### [O que se pede]
Liste todas as palavras que aparecem entre aspas angulares («») no texto sobre a origem da dança na Índia.

### [Texto de leitura]
Parvati inventou a graciosa dança «lasya» e o seu esposo Shiva-Nâtarâja - o rei da dança - rivalizou com ela com o modo viril «tandava». O espectáculo encantou todos os deuses, os quais pediram a Brahma, o Criador, que revelasse alguns elementos deste conhecimento entre os homens.
Brahma ensinou-os ao sábio Bharata, que os codificou num tratado em sanskrito - o Nâtya-Shâstra, escrito há cerca de 2000 anos (refere-se, geralmente, que terá sido escrito entre o século II A. C. e o século II D. C.)
O sábio Bharata é, sem dúvida, um ser mítico.
O seu nome, segundo os historiadores modernos, será composto pela primeira sílaba das palavras «bhâva», «râga», e «tâla», que significam emoção, melodia e ritmo, as três qualidades essenciais da dança na Índia.

### [Dados para análise]
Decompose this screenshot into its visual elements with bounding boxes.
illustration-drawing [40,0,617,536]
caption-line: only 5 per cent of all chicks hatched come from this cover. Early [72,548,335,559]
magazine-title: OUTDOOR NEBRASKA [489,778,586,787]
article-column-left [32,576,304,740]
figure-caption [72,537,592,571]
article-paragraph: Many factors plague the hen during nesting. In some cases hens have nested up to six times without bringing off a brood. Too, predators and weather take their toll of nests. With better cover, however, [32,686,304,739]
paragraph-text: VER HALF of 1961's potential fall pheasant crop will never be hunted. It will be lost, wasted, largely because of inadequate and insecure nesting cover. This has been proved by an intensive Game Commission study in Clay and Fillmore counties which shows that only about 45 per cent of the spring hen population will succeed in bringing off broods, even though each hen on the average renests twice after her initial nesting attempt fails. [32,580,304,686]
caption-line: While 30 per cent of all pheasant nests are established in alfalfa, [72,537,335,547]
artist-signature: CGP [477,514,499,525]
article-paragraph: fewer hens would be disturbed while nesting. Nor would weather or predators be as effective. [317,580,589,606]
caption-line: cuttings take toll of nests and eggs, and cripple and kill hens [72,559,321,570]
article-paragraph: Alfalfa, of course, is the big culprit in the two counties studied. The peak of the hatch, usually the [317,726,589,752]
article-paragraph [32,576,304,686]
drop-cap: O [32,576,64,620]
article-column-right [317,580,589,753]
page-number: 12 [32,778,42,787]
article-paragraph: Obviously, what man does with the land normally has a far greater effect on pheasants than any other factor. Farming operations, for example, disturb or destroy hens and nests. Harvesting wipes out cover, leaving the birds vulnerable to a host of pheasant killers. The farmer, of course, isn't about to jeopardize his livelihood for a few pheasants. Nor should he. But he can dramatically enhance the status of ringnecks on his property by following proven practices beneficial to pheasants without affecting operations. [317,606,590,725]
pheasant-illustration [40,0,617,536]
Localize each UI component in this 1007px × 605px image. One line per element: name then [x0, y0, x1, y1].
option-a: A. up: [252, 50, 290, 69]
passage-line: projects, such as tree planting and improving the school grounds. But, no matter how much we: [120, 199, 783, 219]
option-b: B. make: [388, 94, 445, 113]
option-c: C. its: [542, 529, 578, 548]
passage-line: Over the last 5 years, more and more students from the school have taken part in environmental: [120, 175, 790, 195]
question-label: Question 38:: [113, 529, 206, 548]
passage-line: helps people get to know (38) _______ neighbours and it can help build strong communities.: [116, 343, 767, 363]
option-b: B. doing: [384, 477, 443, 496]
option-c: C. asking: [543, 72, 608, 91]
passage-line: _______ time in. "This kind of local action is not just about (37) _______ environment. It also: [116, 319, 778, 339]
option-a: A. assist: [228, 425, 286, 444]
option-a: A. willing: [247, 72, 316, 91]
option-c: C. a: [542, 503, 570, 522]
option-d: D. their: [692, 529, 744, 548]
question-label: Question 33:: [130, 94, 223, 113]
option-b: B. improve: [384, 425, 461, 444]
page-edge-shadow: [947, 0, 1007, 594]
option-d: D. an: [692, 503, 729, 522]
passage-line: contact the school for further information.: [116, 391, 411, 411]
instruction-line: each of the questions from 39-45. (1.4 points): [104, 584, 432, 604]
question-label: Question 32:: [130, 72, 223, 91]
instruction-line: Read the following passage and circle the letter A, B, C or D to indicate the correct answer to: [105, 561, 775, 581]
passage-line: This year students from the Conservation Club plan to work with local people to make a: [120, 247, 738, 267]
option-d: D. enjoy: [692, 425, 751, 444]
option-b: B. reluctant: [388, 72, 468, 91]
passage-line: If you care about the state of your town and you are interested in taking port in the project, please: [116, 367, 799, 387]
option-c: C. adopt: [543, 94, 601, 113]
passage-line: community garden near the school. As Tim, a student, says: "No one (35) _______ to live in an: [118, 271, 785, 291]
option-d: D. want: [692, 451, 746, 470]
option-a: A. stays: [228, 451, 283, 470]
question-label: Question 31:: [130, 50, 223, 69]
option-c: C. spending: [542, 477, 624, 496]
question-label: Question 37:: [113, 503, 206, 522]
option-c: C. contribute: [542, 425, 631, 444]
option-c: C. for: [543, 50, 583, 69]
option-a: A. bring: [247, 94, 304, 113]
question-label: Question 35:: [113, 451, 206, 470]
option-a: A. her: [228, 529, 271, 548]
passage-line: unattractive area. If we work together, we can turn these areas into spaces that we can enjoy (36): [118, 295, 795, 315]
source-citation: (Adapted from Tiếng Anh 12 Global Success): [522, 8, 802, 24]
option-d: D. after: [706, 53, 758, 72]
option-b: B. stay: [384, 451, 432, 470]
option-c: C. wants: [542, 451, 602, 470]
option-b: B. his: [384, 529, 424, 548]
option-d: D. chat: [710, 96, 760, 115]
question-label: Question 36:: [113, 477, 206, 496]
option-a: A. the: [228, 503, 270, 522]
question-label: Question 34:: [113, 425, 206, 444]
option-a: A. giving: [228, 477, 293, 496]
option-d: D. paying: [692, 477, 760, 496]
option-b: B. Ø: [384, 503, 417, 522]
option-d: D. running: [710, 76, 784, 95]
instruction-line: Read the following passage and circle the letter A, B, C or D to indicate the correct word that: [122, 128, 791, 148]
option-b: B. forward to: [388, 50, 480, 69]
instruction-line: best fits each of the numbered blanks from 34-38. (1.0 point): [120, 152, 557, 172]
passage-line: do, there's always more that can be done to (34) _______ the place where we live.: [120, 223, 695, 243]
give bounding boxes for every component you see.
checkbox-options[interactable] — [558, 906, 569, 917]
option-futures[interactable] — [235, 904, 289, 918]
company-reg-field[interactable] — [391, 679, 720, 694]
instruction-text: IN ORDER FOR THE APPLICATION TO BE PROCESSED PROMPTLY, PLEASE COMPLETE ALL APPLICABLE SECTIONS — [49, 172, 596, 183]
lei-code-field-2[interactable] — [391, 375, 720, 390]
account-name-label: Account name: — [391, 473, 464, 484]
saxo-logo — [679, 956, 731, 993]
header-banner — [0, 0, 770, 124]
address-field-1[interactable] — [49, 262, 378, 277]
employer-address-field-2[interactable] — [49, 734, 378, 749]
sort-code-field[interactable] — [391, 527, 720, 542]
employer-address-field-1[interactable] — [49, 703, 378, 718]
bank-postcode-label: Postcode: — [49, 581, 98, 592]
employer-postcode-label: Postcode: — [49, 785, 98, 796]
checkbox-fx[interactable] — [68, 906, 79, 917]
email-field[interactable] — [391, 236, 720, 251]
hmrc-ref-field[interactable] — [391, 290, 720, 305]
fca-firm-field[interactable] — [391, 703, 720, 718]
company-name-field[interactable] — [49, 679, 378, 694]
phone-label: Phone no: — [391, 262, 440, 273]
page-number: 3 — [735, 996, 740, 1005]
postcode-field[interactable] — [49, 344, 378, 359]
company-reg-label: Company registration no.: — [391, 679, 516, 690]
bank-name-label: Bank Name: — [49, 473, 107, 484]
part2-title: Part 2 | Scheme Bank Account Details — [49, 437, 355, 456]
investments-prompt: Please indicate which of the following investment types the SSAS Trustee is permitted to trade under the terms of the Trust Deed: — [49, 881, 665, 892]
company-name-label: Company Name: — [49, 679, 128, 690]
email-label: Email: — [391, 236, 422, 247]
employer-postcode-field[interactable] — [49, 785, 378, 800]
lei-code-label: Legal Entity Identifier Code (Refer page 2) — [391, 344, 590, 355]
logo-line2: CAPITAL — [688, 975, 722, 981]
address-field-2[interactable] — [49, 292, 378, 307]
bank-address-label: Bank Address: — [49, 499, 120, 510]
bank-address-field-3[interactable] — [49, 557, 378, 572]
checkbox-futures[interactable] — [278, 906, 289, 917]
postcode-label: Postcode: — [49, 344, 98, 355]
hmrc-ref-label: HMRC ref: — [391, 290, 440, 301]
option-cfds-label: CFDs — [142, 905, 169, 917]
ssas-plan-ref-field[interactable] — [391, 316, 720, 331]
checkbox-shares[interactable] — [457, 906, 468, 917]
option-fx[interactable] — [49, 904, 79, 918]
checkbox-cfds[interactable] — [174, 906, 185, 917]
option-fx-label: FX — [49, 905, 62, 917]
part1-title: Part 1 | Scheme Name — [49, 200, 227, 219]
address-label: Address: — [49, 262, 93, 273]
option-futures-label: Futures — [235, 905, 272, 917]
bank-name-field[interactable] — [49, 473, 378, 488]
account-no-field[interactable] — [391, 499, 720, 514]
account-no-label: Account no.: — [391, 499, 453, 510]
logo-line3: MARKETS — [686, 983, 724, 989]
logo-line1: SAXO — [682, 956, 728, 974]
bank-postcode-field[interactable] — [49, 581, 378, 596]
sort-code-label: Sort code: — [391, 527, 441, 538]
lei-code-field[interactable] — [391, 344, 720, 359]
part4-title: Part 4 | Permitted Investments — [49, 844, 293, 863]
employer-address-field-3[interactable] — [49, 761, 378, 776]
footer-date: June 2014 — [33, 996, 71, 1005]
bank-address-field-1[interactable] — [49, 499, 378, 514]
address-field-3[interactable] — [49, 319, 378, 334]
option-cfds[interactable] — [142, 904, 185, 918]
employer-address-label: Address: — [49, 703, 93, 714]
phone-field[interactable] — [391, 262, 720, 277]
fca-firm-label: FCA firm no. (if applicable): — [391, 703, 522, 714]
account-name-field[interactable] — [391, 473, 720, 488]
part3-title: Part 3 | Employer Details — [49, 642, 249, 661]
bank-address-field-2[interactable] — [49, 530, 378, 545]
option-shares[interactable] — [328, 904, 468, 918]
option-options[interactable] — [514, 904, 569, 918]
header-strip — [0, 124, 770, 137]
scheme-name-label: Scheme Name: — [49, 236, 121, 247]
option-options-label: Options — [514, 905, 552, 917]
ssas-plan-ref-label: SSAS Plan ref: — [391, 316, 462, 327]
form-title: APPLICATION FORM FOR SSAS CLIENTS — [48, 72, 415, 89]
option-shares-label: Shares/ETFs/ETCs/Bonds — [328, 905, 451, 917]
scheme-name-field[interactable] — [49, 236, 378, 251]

### [Resolução do exercício]
lasya, tandava, bhâva, râga, tâla